#### Set exercise
Count every line where "PROSAIL" shows up, and give that number only.

#### Items
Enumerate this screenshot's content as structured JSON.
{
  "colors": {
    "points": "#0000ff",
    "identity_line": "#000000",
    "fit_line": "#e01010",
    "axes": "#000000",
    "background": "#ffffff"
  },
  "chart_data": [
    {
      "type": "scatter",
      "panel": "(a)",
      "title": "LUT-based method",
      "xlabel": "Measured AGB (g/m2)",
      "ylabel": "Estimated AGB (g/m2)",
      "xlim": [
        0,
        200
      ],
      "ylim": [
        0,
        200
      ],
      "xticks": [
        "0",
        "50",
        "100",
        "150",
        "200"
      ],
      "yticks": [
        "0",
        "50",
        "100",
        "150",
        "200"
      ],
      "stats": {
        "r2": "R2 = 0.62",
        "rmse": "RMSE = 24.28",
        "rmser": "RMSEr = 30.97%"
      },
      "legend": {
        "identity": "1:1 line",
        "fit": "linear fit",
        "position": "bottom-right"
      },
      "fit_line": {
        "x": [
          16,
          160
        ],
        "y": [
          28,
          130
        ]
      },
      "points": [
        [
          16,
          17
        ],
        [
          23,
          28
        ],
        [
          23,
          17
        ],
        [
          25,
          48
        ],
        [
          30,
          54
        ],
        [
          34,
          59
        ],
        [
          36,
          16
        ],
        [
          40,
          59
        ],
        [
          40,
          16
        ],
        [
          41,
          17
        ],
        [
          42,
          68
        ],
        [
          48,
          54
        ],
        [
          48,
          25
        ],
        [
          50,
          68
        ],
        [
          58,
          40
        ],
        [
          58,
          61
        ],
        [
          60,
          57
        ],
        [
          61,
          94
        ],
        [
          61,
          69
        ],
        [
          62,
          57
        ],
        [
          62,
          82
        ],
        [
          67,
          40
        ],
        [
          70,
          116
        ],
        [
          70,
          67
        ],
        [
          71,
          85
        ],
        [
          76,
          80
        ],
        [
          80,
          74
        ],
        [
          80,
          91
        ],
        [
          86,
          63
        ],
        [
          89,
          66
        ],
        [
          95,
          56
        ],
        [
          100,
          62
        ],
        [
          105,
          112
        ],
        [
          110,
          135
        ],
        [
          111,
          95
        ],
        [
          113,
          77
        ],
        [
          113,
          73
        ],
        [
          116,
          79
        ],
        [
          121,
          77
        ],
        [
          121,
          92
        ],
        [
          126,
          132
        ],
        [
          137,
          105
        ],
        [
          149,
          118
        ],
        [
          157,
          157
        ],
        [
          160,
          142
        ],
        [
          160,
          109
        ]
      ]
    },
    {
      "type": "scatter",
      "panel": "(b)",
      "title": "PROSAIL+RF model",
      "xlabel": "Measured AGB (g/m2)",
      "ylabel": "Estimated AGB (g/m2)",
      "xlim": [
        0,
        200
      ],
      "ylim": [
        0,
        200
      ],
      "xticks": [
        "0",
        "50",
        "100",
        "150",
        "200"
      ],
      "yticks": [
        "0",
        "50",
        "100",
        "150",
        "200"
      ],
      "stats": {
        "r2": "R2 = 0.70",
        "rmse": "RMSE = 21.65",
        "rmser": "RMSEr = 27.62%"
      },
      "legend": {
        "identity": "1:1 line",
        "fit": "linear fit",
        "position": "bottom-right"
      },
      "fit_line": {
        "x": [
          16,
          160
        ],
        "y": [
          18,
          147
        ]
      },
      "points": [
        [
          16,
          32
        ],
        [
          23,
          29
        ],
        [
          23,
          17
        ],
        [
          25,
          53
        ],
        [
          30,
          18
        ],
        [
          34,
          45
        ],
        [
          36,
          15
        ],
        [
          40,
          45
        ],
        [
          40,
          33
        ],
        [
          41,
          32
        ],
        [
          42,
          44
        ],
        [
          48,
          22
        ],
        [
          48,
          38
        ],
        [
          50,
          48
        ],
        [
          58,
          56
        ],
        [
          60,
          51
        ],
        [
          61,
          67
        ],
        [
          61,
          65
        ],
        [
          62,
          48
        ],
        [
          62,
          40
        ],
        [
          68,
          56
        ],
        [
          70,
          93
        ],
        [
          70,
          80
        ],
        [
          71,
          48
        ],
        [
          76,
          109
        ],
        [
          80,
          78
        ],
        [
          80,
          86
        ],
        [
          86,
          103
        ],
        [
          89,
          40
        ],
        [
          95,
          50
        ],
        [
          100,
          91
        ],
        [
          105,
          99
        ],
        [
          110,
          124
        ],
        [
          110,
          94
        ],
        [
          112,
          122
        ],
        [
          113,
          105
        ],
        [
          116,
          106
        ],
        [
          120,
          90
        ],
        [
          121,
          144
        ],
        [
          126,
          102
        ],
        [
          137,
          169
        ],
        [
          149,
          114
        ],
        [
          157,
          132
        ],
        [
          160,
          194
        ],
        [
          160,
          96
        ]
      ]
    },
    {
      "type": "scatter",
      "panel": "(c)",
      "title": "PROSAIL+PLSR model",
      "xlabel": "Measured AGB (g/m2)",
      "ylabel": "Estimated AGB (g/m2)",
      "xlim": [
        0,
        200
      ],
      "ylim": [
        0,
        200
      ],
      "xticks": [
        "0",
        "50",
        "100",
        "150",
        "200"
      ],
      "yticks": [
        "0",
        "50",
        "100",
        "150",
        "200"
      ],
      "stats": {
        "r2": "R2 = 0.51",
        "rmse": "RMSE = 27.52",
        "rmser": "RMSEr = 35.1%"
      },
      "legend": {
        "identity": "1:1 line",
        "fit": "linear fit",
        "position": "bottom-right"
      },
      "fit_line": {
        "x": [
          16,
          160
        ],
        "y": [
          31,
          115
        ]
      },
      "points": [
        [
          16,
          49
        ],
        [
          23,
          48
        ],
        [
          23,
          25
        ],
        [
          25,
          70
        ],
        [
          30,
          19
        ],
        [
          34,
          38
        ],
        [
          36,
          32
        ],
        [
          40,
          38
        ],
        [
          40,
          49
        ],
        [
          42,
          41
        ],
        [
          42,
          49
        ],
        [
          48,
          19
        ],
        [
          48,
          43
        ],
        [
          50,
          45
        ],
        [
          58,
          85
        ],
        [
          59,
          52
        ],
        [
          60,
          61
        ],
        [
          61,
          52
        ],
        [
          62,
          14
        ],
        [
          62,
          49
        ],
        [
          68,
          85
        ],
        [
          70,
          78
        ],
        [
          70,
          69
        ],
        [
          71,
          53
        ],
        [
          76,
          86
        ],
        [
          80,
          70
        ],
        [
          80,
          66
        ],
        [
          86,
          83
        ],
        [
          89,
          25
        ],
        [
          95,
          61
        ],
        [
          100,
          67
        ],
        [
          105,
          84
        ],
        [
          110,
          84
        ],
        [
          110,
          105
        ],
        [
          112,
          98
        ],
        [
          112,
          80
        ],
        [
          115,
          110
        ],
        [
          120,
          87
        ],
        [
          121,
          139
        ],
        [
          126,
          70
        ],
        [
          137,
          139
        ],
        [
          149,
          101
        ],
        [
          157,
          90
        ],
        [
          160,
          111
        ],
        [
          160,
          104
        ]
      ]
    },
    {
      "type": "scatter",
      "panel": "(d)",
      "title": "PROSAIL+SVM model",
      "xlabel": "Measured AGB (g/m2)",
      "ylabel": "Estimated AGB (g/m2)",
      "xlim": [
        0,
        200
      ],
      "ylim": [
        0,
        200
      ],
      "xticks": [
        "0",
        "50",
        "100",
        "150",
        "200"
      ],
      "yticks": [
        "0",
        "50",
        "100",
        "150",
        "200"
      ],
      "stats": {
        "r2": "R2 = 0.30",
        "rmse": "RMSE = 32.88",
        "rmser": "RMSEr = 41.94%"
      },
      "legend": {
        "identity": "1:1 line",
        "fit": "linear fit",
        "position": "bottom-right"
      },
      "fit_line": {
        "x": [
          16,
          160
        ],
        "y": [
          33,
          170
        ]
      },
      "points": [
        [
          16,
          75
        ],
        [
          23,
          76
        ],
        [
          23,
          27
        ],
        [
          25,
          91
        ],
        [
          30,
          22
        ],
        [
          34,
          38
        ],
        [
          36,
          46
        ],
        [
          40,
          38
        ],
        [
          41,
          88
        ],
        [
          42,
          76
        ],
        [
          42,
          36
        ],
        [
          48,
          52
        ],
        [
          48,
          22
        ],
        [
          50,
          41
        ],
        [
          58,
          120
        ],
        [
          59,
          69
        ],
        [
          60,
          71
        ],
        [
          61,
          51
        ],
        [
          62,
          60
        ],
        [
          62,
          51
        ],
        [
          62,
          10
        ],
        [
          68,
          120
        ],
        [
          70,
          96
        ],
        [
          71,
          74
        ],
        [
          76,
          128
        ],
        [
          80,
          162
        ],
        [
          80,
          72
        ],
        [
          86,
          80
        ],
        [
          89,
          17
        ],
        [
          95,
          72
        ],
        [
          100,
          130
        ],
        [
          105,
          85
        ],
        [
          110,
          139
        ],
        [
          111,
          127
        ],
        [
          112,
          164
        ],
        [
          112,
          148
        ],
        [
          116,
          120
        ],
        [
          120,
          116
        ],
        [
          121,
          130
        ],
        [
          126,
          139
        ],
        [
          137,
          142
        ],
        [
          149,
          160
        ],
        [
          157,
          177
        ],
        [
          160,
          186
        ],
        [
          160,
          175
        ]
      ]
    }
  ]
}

#### Answer to the task
3